Return each line of the records below in which the string "Index" turns up.
------ Data extracts ------
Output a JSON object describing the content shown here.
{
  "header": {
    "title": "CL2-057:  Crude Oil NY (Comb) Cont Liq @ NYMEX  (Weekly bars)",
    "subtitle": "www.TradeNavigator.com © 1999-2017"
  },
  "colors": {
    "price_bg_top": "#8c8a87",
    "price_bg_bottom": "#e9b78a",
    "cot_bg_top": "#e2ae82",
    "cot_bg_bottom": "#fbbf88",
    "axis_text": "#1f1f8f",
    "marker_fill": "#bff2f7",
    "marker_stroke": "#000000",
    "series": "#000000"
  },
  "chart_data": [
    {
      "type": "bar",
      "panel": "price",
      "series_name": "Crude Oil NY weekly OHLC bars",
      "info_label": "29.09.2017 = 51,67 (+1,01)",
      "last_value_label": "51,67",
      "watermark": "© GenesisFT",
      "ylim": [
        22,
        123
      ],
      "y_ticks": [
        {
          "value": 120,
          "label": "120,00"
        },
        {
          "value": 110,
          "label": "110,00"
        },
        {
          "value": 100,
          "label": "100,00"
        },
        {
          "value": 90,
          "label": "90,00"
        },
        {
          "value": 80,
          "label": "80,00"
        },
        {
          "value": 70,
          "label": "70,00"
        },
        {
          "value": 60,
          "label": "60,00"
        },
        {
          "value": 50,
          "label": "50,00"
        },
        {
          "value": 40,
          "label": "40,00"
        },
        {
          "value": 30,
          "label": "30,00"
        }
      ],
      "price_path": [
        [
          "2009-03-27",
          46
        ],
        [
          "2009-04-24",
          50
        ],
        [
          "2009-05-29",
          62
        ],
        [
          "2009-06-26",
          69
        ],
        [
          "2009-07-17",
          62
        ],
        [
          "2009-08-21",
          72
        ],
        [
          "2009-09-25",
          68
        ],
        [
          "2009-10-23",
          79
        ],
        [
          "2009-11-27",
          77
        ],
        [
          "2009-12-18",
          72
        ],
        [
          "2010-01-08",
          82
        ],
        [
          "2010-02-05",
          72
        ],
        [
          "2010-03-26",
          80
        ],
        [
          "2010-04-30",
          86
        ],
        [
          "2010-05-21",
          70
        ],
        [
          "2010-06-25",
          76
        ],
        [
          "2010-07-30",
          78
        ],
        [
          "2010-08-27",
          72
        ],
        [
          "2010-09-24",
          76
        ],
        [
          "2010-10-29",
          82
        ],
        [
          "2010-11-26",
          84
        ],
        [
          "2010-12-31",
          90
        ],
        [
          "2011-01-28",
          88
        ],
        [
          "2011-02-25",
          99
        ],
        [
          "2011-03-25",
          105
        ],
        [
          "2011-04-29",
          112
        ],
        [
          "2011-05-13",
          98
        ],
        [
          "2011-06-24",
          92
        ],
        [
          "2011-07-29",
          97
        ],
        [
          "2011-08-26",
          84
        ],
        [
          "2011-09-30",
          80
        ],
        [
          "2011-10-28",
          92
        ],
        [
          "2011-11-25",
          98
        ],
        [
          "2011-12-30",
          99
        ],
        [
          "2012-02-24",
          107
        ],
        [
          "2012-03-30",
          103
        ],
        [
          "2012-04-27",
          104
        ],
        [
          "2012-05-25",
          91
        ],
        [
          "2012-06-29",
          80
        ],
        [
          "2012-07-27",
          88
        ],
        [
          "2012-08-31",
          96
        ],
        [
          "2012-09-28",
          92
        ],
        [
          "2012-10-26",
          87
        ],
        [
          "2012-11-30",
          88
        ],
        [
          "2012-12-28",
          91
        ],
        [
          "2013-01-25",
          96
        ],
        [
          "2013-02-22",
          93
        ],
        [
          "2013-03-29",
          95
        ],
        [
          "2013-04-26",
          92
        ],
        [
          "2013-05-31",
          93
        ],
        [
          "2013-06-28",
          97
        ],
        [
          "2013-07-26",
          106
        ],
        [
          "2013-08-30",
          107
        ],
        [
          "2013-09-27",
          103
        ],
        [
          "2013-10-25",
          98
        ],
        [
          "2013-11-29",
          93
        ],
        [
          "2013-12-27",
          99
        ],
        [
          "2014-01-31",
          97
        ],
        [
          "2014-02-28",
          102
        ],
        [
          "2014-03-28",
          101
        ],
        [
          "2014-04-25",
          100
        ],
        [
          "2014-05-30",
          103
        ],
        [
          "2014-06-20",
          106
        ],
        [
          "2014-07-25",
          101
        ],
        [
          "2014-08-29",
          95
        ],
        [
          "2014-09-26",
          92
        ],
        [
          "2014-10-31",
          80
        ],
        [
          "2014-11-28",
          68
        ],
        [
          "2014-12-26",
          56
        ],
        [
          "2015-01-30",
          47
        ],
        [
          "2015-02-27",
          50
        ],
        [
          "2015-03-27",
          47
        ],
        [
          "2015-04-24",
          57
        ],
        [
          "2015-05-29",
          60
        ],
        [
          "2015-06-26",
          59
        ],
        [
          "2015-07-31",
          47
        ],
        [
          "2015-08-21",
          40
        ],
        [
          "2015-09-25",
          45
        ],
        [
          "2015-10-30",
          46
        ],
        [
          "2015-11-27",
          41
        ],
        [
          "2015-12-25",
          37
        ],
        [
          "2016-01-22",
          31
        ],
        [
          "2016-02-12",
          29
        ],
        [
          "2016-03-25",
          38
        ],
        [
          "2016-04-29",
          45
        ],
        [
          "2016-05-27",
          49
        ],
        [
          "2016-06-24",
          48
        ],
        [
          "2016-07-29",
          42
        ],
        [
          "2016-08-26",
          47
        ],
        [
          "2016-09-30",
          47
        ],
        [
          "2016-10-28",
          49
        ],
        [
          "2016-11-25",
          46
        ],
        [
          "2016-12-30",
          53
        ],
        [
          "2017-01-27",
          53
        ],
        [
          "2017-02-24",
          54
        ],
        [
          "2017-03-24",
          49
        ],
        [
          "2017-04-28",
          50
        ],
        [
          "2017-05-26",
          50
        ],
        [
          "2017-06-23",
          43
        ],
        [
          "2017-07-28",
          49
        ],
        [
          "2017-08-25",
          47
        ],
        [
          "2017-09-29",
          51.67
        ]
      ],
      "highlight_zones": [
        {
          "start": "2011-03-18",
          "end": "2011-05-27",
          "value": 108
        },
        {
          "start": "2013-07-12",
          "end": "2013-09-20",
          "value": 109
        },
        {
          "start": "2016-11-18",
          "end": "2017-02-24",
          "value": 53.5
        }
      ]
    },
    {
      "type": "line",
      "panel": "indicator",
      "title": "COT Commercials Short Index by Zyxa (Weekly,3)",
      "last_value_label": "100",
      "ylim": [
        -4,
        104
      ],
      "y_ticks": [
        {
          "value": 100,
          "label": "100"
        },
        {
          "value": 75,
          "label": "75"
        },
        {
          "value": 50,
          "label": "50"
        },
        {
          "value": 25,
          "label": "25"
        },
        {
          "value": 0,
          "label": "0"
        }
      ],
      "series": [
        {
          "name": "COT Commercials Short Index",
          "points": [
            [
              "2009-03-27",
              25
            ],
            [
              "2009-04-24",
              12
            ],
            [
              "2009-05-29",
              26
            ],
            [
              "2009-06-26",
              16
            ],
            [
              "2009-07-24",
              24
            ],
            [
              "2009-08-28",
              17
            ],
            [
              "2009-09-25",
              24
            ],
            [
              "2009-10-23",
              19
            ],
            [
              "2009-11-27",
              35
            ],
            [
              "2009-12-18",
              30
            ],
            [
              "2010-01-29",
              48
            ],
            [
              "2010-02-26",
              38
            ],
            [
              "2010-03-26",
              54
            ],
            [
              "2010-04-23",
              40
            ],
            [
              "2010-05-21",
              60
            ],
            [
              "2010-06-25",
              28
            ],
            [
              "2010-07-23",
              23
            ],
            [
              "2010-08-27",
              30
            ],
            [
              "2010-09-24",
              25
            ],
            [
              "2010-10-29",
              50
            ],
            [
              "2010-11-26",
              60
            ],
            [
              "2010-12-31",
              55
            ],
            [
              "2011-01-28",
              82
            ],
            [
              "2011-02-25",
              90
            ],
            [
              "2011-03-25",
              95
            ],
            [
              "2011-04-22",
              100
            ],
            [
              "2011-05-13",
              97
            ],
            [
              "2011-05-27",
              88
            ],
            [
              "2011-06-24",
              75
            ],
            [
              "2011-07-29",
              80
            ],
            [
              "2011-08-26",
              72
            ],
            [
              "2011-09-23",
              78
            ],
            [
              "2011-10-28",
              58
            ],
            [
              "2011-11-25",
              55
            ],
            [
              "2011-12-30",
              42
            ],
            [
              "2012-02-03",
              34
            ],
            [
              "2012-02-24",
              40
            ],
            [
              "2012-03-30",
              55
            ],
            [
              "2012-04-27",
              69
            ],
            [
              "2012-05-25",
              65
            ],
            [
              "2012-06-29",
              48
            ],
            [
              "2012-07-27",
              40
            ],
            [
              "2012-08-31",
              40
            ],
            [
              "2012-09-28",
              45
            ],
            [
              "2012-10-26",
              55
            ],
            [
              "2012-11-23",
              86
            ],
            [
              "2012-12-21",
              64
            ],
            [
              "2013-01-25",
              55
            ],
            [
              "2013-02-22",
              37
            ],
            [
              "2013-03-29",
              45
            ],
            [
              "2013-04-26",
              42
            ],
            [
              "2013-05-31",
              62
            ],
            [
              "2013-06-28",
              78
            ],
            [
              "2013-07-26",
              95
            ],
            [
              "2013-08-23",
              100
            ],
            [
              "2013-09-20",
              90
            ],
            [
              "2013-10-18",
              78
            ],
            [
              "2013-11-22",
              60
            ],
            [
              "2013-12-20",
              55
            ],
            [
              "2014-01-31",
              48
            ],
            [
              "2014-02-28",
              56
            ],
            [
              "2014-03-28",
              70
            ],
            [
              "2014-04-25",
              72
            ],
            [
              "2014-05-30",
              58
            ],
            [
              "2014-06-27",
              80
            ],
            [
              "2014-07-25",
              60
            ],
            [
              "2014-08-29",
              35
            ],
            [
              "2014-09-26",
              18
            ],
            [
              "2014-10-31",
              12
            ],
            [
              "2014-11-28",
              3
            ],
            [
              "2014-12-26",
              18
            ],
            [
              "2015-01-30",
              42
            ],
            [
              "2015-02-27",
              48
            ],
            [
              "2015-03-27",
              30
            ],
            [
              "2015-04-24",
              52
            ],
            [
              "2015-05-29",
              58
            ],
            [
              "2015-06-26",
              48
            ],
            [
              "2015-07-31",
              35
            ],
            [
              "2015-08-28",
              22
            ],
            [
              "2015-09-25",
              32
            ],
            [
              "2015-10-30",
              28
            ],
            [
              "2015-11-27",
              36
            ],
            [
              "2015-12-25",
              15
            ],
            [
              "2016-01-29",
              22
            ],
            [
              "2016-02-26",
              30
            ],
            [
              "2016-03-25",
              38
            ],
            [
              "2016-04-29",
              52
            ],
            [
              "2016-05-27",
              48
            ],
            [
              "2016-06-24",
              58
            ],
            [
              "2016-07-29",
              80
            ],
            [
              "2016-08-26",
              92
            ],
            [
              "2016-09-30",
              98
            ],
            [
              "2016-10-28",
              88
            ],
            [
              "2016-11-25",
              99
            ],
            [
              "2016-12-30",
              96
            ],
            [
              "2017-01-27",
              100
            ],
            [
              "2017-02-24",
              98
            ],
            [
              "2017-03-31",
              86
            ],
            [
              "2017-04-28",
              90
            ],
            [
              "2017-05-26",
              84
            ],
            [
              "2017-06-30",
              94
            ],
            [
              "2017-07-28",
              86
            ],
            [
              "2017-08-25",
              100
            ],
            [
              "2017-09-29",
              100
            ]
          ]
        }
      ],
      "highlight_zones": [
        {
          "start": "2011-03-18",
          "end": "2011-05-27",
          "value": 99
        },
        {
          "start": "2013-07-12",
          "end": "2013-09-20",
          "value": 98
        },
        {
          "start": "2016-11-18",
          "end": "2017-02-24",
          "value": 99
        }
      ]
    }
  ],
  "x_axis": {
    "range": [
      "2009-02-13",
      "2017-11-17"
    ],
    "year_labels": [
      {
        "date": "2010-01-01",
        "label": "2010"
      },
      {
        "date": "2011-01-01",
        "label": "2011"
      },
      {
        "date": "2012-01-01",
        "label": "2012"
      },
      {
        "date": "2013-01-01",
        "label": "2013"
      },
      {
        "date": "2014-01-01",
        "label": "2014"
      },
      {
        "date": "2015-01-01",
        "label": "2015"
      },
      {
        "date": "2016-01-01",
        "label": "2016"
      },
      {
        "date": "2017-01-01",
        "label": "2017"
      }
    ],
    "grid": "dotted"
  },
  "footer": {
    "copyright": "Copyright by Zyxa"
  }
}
------
**Response box**
      "title": "COT Commercials Short Index by Zyxa (Weekly,3)",
          "name": "COT Commercials Short Index",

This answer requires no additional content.